* [Problem to solve]:
In the listing below, how many lines contain the word "those"? Please respond with the number only.

* [Stored data]:
#####
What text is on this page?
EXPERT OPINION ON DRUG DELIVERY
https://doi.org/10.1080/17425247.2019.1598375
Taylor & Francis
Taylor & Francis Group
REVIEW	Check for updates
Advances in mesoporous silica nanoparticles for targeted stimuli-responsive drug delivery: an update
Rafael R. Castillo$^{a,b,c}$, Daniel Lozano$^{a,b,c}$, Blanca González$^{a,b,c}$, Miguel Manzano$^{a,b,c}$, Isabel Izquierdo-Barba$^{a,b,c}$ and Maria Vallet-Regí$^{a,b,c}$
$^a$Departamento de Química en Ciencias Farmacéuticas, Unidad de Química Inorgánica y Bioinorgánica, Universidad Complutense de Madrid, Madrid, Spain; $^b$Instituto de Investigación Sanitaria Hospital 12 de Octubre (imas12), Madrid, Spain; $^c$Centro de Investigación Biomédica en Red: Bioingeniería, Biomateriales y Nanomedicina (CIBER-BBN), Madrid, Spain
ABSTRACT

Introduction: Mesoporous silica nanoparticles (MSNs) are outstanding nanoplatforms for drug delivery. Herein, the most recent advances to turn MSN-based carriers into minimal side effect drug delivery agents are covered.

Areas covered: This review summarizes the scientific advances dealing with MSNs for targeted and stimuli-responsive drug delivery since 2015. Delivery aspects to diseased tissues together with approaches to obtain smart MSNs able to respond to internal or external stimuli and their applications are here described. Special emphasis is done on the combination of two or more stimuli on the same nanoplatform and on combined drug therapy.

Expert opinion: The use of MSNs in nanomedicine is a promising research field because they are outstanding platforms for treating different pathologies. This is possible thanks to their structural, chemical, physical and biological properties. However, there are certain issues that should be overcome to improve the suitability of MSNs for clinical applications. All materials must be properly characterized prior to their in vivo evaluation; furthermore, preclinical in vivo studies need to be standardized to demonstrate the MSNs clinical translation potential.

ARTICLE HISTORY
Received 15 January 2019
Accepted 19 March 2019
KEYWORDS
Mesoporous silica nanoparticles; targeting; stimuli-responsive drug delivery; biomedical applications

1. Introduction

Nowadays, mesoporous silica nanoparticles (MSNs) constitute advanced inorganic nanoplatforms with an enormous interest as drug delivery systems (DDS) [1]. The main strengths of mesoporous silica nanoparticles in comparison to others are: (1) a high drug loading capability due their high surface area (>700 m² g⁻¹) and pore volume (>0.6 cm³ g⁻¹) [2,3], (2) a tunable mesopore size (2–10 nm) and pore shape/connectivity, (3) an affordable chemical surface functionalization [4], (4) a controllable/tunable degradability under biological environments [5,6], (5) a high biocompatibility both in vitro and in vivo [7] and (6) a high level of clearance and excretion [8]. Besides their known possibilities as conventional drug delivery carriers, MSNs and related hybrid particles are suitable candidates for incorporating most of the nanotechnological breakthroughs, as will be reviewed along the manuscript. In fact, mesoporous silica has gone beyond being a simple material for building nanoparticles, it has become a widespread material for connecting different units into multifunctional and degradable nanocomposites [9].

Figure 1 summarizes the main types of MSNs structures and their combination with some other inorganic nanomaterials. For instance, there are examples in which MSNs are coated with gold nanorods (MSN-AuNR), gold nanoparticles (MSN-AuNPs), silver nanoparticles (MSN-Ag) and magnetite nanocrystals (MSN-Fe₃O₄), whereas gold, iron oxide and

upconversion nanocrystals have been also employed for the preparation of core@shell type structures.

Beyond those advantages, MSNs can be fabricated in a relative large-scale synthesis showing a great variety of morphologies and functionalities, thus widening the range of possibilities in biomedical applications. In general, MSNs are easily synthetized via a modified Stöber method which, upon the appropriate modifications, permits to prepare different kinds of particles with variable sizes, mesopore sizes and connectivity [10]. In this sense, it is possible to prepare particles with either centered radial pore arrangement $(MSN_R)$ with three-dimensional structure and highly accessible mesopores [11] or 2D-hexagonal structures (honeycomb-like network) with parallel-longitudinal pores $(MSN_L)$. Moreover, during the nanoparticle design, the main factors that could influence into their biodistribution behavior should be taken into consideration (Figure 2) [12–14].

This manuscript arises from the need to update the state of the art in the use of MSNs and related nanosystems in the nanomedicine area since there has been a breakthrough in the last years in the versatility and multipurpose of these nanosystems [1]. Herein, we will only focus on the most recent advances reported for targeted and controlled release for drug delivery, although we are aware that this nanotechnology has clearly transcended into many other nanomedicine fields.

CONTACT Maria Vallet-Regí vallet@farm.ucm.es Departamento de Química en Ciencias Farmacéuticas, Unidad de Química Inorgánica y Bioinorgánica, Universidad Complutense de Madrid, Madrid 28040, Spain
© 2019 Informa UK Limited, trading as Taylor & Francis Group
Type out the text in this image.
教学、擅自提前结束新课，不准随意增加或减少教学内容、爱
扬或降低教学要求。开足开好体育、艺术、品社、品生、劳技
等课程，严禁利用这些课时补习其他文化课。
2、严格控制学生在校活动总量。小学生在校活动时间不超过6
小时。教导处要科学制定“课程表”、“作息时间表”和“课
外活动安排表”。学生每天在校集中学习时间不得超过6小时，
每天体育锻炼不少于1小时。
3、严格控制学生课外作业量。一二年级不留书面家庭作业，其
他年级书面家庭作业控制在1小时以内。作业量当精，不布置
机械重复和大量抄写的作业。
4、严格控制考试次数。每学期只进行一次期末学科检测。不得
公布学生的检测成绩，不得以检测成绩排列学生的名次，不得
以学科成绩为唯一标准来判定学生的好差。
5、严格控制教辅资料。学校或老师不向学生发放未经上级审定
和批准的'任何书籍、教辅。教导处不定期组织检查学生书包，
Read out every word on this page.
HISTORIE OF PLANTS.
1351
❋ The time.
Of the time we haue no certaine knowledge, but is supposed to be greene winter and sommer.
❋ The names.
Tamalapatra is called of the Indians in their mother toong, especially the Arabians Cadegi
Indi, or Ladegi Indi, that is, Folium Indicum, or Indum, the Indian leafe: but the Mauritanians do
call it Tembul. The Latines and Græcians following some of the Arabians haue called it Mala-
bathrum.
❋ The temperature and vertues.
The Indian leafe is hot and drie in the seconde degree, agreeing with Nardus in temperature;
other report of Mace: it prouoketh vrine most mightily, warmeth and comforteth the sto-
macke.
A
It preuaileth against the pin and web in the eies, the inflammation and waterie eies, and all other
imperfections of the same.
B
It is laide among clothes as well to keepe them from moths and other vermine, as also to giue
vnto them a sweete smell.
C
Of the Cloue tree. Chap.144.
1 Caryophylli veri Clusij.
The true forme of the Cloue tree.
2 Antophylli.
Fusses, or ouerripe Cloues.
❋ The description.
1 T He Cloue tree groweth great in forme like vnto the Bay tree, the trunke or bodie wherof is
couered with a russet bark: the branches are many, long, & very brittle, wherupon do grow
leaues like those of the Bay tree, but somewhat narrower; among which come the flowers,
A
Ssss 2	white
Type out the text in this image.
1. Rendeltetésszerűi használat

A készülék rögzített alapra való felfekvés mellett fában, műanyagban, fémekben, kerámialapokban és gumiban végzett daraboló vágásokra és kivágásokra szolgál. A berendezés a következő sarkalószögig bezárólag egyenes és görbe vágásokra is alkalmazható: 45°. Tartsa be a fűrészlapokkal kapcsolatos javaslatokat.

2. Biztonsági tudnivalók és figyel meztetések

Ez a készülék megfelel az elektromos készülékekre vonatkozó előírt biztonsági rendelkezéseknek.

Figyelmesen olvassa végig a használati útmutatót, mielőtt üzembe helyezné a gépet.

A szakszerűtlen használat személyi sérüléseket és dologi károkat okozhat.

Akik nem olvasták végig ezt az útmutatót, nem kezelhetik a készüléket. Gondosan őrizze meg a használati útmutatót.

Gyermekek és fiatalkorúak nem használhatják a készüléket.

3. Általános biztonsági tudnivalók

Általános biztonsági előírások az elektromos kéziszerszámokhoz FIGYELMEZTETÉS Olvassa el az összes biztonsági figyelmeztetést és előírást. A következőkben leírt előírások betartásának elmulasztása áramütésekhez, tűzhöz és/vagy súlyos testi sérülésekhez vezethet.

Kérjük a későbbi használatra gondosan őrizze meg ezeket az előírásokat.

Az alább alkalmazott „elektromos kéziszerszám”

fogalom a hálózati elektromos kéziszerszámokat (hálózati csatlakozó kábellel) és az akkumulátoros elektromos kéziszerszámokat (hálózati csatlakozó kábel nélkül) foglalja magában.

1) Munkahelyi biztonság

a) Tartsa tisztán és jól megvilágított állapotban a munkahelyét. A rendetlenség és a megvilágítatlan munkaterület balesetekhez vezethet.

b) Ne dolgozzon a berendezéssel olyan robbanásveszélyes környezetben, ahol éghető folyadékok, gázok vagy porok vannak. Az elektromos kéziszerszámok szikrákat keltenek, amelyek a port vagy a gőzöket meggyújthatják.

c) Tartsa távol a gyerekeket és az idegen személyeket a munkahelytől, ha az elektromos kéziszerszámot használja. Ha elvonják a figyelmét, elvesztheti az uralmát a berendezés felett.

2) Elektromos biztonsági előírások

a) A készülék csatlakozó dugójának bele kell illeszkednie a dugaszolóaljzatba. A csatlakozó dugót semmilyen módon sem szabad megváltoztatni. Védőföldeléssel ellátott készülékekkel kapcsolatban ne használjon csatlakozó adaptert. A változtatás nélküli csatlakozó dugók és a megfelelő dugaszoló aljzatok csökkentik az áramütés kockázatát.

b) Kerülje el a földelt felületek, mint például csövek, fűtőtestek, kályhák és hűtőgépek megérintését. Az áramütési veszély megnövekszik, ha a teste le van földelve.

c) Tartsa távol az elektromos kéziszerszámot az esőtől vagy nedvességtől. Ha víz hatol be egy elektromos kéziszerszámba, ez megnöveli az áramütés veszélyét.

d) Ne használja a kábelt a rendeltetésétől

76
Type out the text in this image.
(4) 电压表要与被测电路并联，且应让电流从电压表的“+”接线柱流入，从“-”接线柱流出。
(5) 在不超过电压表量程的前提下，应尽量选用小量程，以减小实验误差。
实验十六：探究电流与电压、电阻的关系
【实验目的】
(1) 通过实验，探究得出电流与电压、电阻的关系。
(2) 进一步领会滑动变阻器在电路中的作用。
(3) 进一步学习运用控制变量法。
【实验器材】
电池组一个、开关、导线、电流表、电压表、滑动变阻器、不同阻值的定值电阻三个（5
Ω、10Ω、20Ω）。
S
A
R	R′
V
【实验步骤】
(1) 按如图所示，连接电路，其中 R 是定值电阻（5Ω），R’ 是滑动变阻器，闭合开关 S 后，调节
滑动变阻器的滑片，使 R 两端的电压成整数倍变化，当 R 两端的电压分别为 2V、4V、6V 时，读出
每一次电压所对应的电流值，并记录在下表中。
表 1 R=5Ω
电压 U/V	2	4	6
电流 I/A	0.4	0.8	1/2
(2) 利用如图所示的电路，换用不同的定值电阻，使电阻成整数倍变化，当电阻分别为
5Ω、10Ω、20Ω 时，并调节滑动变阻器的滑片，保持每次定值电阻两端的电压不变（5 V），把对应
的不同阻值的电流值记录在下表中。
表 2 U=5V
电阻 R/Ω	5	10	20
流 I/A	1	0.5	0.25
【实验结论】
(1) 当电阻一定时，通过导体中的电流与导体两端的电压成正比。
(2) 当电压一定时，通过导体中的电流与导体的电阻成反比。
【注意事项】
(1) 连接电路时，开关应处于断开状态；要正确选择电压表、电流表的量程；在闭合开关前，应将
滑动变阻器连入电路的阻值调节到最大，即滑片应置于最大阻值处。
#####
* [Final result]:
2